» **Work to do**
Reproduce every record below exactly as it appears.

* start Record extracts *

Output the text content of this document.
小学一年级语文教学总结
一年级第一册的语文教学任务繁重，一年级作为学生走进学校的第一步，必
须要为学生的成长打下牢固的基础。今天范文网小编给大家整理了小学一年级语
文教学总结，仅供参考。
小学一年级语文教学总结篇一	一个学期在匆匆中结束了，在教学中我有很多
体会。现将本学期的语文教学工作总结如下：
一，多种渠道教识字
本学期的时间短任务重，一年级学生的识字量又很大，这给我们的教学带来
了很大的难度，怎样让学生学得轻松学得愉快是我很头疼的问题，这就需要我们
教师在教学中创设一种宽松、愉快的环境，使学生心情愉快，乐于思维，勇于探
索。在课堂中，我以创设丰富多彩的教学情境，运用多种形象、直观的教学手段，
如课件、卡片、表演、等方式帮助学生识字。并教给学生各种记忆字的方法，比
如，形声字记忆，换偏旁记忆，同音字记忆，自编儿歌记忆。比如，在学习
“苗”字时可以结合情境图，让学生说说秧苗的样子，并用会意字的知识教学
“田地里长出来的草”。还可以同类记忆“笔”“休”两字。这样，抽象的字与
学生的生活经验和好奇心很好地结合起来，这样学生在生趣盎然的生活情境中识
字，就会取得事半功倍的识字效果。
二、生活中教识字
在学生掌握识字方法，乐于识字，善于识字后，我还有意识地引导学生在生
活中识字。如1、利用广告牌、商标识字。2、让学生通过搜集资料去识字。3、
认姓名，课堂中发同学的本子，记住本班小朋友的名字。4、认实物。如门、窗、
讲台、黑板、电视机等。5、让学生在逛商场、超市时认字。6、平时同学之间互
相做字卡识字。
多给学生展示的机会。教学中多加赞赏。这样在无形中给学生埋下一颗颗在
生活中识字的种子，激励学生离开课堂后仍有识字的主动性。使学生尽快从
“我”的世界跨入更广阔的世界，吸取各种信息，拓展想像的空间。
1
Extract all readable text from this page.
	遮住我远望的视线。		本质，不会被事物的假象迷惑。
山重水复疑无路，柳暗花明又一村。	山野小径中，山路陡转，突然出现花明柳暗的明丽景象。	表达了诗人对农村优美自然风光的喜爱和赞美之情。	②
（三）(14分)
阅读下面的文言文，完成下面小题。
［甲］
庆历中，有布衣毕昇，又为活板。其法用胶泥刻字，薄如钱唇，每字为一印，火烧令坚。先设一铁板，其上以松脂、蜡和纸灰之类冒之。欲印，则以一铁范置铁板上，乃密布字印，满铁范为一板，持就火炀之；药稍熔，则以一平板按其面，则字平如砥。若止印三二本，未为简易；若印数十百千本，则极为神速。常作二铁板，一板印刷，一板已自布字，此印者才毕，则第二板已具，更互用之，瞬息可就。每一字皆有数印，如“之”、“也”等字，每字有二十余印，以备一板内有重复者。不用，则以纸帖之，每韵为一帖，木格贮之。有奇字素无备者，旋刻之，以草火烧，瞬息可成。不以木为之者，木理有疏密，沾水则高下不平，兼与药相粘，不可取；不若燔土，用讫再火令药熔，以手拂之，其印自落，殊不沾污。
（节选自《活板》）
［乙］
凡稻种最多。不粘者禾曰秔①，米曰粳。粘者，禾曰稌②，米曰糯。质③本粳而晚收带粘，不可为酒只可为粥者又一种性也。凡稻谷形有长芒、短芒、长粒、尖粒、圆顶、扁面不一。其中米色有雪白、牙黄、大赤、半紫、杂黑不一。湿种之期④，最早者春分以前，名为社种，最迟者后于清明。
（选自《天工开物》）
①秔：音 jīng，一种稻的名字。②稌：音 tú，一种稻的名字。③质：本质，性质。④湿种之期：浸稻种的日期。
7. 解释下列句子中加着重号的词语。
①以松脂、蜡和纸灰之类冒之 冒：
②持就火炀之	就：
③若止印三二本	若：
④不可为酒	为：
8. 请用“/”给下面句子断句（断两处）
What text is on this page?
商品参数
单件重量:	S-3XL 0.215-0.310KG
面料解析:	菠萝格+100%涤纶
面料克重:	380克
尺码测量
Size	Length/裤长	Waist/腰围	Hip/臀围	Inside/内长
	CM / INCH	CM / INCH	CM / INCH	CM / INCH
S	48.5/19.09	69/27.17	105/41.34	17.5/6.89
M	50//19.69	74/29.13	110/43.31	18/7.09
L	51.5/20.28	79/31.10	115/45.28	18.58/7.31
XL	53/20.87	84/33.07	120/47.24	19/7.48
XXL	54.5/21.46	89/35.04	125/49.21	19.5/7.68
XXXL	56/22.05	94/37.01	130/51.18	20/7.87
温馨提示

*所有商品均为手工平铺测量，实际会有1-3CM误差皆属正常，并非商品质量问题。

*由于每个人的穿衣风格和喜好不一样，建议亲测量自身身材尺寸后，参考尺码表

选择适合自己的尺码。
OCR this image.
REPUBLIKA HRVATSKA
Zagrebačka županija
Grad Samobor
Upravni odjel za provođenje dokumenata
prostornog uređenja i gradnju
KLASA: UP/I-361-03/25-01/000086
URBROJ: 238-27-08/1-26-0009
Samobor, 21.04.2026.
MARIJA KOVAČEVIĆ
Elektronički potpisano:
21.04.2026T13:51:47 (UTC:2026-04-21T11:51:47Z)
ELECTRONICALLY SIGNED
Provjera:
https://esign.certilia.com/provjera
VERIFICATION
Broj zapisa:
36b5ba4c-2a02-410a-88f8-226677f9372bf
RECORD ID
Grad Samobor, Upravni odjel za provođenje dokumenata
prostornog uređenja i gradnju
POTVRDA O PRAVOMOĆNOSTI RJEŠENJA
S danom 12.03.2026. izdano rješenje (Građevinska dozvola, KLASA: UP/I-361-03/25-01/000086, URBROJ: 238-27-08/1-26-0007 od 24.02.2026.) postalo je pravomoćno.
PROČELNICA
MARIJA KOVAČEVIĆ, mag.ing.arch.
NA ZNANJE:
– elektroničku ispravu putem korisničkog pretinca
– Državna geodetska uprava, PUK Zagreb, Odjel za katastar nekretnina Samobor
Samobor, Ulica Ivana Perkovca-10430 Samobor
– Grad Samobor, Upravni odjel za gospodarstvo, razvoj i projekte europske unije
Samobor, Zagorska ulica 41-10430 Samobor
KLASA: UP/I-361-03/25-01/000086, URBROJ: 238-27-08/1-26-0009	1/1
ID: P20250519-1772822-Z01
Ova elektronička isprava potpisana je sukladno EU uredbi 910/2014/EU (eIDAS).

* end Record extracts *

» **Output for this exercise**
Output the text content of this document.
小学一年级语文教学总结
一年级第一册的语文教学任务繁重，一年级作为学生走进学校的第一步，必
须要为学生的成长打下牢固的基础。今天范文网小编给大家整理了小学一年级语
文教学总结，仅供参考。
小学一年级语文教学总结篇一	一个学期在匆匆中结束了，在教学中我有很多
体会。现将本学期的语文教学工作总结如下：
一，多种渠道教识字
本学期的时间短任务重，一年级学生的识字量又很大，这给我们的教学带来
了很大的难度，怎样让学生学得轻松学得愉快是我很头疼的问题，这就需要我们
教师在教学中创设一种宽松、愉快的环境，使学生心情愉快，乐于思维，勇于探
索。在课堂中，我以创设丰富多彩的教学情境，运用多种形象、直观的教学手段，
如课件、卡片、表演、等方式帮助学生识字。并教给学生各种记忆字的方法，比
如，形声字记忆，换偏旁记忆，同音字记忆，自编儿歌记忆。比如，在学习
“苗”字时可以结合情境图，让学生说说秧苗的样子，并用会意字的知识教学
“田地里长出来的草”。还可以同类记忆“笔”“休”两字。这样，抽象的字与
学生的生活经验和好奇心很好地结合起来，这样学生在生趣盎然的生活情境中识
字，就会取得事半功倍的识字效果。
二、生活中教识字
在学生掌握识字方法，乐于识字，善于识字后，我还有意识地引导学生在生
活中识字。如1、利用广告牌、商标识字。2、让学生通过搜集资料去识字。3、
认姓名，课堂中发同学的本子，记住本班小朋友的名字。4、认实物。如门、窗、
讲台、黑板、电视机等。5、让学生在逛商场、超市时认字。6、平时同学之间互
相做字卡识字。
多给学生展示的机会。教学中多加赞赏。这样在无形中给学生埋下一颗颗在
生活中识字的种子，激励学生离开课堂后仍有识字的主动性。使学生尽快从
“我”的世界跨入更广阔的世界，吸取各种信息，拓展想像的空间。
1
Extract all readable text from this page.
	遮住我远望的视线。		本质，不会被事物的假象迷惑。
山重水复疑无路，柳暗花明又一村。	山野小径中，山路陡转，突然出现花明柳暗的明丽景象。	表达了诗人对农村优美自然风光的喜爱和赞美之情。	②
（三）(14分)
阅读下面的文言文，完成下面小题。
［甲］
庆历中，有布衣毕昇，又为活板。其法用胶泥刻字，薄如钱唇，每字为一印，火烧令坚。先设一铁板，其上以松脂、蜡和纸灰之类冒之。欲印，则以一铁范置铁板上，乃密布字印，满铁范为一板，持就火炀之；药稍熔，则以一平板按其面，则字平如砥。若止印三二本，未为简易；若印数十百千本，则极为神速。常作二铁板，一板印刷，一板已自布字，此印者才毕，则第二板已具，更互用之，瞬息可就。每一字皆有数印，如“之”、“也”等字，每字有二十余印，以备一板内有重复者。不用，则以纸帖之，每韵为一帖，木格贮之。有奇字素无备者，旋刻之，以草火烧，瞬息可成。不以木为之者，木理有疏密，沾水则高下不平，兼与药相粘，不可取；不若燔土，用讫再火令药熔，以手拂之，其印自落，殊不沾污。
（节选自《活板》）
［乙］
凡稻种最多。不粘者禾曰秔①，米曰粳。粘者，禾曰稌②，米曰糯。质③本粳而晚收带粘，不可为酒只可为粥者又一种性也。凡稻谷形有长芒、短芒、长粒、尖粒、圆顶、扁面不一。其中米色有雪白、牙黄、大赤、半紫、杂黑不一。湿种之期④，最早者春分以前，名为社种，最迟者后于清明。
（选自《天工开物》）
①秔：音 jīng，一种稻的名字。②稌：音 tú，一种稻的名字。③质：本质，性质。④湿种之期：浸稻种的日期。
7. 解释下列句子中加着重号的词语。
①以松脂、蜡和纸灰之类冒之 冒：
②持就火炀之	就：
③若止印三二本	若：
④不可为酒	为：
8. 请用“/”给下面句子断句（断两处）
What text is on this page?
商品参数
单件重量:	S-3XL 0.215-0.310KG
面料解析:	菠萝格+100%涤纶
面料克重:	380克
尺码测量
Size	Length/裤长	Waist/腰围	Hip/臀围	Inside/内长
	CM / INCH	CM / INCH	CM / INCH	CM / INCH
S	48.5/19.09	69/27.17	105/41.34	17.5/6.89
M	50//19.69	74/29.13	110/43.31	18/7.09
L	51.5/20.28	79/31.10	115/45.28	18.58/7.31
XL	53/20.87	84/33.07	120/47.24	19/7.48
XXL	54.5/21.46	89/35.04	125/49.21	19.5/7.68
XXXL	56/22.05	94/37.01	130/51.18	20/7.87
温馨提示

*所有商品均为手工平铺测量，实际会有1-3CM误差皆属正常，并非商品质量问题。

*由于每个人的穿衣风格和喜好不一样，建议亲测量自身身材尺寸后，参考尺码表

选择适合自己的尺码。
OCR this image.
REPUBLIKA HRVATSKA
Zagrebačka županija
Grad Samobor
Upravni odjel za provođenje dokumenata
prostornog uređenja i gradnju
KLASA: UP/I-361-03/25-01/000086
URBROJ: 238-27-08/1-26-0009
Samobor, 21.04.2026.
MARIJA KOVAČEVIĆ
Elektronički potpisano:
21.04.2026T13:51:47 (UTC:2026-04-21T11:51:47Z)
ELECTRONICALLY SIGNED
Provjera:
https://esign.certilia.com/provjera
VERIFICATION
Broj zapisa:
36b5ba4c-2a02-410a-88f8-226677f9372bf
RECORD ID
Grad Samobor, Upravni odjel za provođenje dokumenata
prostornog uređenja i gradnju
POTVRDA O PRAVOMOĆNOSTI RJEŠENJA
S danom 12.03.2026. izdano rješenje (Građevinska dozvola, KLASA: UP/I-361-03/25-01/000086, URBROJ: 238-27-08/1-26-0007 od 24.02.2026.) postalo je pravomoćno.
PROČELNICA
MARIJA KOVAČEVIĆ, mag.ing.arch.
NA ZNANJE:
– elektroničku ispravu putem korisničkog pretinca
– Državna geodetska uprava, PUK Zagreb, Odjel za katastar nekretnina Samobor
Samobor, Ulica Ivana Perkovca-10430 Samobor
– Grad Samobor, Upravni odjel za gospodarstvo, razvoj i projekte europske unije
Samobor, Zagorska ulica 41-10430 Samobor
KLASA: UP/I-361-03/25-01/000086, URBROJ: 238-27-08/1-26-0009	1/1
ID: P20250519-1772822-Z01
Ova elektronička isprava potpisana je sukladno EU uredbi 910/2014/EU (eIDAS).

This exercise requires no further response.